··· Исходный фрагмент ···

Размышления аполитичного (Манн) - страница 35

европейской цивилизации против непокорной Германии, ибо, когда лондонская «Таймс» в один прекрасный день заявила, что война ведётся союзниками «в интересах внутреннего устройства Германии», это всё-таки уже почти то, что нужно понимать под shameless audacity[31], но говорилось это в унисон с литератором цивилизации, который тоже ведёт войну в европейских интересах внутреннего «устройства» своей страны и который, как и любой француз, в первые недели войны охваченный некоторым унынием, после чуда на Марне убеждён в конечной победе. «Германии придётся кое с чем смириться», — говорил он тогда, и глаза его сверкали. Германии придётся наконец-то стать послушной, говорил он, и тогда она будет счастлива, как ребёнок, который громко требовал порки, а когда его выпороли, благодарен за сломленное упорство, за помощь в преодолении внутренних барьеров, за раскрепощение и освобождение. Громя Германию, ставя её на колени, переламывая её злобное упрямство, мы её раскрепощаем и освобождаем, для её же блага заставляя принять разум и стать почётным членом демократического сообщества государств.

···

Формулировка задания 1 ->
Процитируйте фрагмент из «Размышлений аполитичного» целиком, не изменяя в нём ни одного знака.
Приведённый фрагмент никак не связан с записями.

··· Записи для задания ···

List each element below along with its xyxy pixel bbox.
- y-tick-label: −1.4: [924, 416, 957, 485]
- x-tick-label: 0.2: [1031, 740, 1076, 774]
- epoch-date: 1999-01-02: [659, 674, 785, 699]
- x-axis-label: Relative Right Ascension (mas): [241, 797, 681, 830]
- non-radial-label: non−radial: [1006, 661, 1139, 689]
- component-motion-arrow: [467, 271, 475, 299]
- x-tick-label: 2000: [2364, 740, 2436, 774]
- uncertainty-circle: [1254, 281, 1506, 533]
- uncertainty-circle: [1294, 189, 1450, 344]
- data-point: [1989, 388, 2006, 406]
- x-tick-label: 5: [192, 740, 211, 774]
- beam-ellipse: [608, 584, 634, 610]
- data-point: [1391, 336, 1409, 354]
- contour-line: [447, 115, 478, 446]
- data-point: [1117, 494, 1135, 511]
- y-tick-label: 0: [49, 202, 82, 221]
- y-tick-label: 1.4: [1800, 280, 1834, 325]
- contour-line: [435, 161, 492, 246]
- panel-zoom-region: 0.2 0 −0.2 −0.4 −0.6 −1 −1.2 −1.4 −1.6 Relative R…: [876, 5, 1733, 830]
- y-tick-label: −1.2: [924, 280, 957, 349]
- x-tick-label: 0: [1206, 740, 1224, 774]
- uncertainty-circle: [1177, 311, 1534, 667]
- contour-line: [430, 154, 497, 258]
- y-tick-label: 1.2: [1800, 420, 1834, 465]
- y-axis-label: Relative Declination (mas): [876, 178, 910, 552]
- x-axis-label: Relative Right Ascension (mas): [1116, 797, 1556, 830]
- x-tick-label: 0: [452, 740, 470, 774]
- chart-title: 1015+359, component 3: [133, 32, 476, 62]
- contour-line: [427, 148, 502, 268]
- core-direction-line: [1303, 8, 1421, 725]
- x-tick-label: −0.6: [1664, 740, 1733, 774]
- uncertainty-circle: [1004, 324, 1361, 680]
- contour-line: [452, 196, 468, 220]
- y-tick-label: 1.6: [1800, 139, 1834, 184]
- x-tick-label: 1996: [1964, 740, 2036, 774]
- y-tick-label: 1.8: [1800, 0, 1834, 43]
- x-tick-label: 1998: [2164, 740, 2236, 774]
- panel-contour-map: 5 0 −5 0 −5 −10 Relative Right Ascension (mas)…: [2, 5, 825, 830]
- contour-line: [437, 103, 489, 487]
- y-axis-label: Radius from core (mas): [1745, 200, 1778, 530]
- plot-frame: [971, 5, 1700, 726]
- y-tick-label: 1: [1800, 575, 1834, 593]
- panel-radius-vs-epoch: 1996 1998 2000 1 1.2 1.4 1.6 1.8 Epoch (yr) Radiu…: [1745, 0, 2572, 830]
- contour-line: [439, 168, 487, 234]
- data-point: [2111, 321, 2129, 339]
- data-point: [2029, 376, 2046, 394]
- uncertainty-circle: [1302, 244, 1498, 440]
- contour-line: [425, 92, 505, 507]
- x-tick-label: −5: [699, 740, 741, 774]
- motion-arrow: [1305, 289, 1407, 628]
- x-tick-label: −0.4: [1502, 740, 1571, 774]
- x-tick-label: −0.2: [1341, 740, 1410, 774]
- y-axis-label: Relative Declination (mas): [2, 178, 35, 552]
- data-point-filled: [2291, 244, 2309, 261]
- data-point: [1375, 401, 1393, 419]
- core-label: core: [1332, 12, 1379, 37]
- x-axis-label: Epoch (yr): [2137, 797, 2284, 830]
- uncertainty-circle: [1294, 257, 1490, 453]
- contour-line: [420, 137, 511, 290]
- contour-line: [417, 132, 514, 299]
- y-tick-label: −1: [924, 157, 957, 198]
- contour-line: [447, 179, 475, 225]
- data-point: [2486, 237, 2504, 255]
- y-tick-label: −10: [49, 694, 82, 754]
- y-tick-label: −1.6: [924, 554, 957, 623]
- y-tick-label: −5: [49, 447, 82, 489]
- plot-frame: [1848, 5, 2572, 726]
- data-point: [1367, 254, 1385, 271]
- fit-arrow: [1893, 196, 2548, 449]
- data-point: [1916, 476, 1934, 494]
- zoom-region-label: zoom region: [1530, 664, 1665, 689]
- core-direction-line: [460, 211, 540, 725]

···

Формулировка задания 2 ->
Выведите без изменений строки записей: начните с самой первой строки записей и остановитесь после строки, где есть «- x-tick-label: 0: [452, 740, 470, 774]», включив её саму.

Полный ответ 1 ->
Размышления аполитичного (Манн) - страница 35

европейской цивилизации против непокорной Германии, ибо, когда лондонская «Таймс» в один прекрасный день заявила, что война ведётся союзниками «в интересах внутреннего устройства Германии», это всё-таки уже почти то, что нужно понимать под shameless audacity[31], но говорилось это в унисон с литератором цивилизации, который тоже ведёт войну в европейских интересах внутреннего «устройства» своей страны и который, как и любой француз, в первые недели войны охваченный некоторым унынием, после чуда на Марне убеждён в конечной победе. «Германии придётся кое с чем смириться», — говорил он тогда, и глаза его сверкали. Германии придётся наконец-то стать послушной, говорил он, и тогда она будет счастлива, как ребёнок, который громко требовал порки, а когда его выпороли, благодарен за сломленное упорство, за помощь в преодолении внутренних барьеров, за раскрепощение и освобождение. Громя Германию, ставя её на колени, переламывая её злобное упрямство, мы её раскрепощаем и освобождаем, для её же блага заставляя принять разум и стать почётным членом демократического сообщества государств.

Полный ответ 2 ->
List each element below along with its xyxy pixel bbox.
- y-tick-label: −1.4: [924, 416, 957, 485]
- x-tick-label: 0.2: [1031, 740, 1076, 774]
- epoch-date: 1999-01-02: [659, 674, 785, 699]
- x-axis-label: Relative Right Ascension (mas): [241, 797, 681, 830]
- non-radial-label: non−radial: [1006, 661, 1139, 689]
- component-motion-arrow: [467, 271, 475, 299]
- x-tick-label: 2000: [2364, 740, 2436, 774]
- uncertainty-circle: [1254, 281, 1506, 533]
- uncertainty-circle: [1294, 189, 1450, 344]
- data-point: [1989, 388, 2006, 406]
- x-tick-label: 5: [192, 740, 211, 774]
- beam-ellipse: [608, 584, 634, 610]
- data-point: [1391, 336, 1409, 354]
- contour-line: [447, 115, 478, 446]
- data-point: [1117, 494, 1135, 511]
- y-tick-label: 0: [49, 202, 82, 221]
- y-tick-label: 1.4: [1800, 280, 1834, 325]
- contour-line: [435, 161, 492, 246]
- panel-zoom-region: 0.2 0 −0.2 −0.4 −0.6 −1 −1.2 −1.4 −1.6 Relative R…: [876, 5, 1733, 830]
- y-tick-label: −1.2: [924, 280, 957, 349]
- x-tick-label: 0: [1206, 740, 1224, 774]
- uncertainty-circle: [1177, 311, 1534, 667]
- contour-line: [430, 154, 497, 258]
- y-tick-label: 1.2: [1800, 420, 1834, 465]
- y-axis-label: Relative Declination (mas): [876, 178, 910, 552]
- x-axis-label: Relative Right Ascension (mas): [1116, 797, 1556, 830]
- x-tick-label: 0: [452, 740, 470, 774]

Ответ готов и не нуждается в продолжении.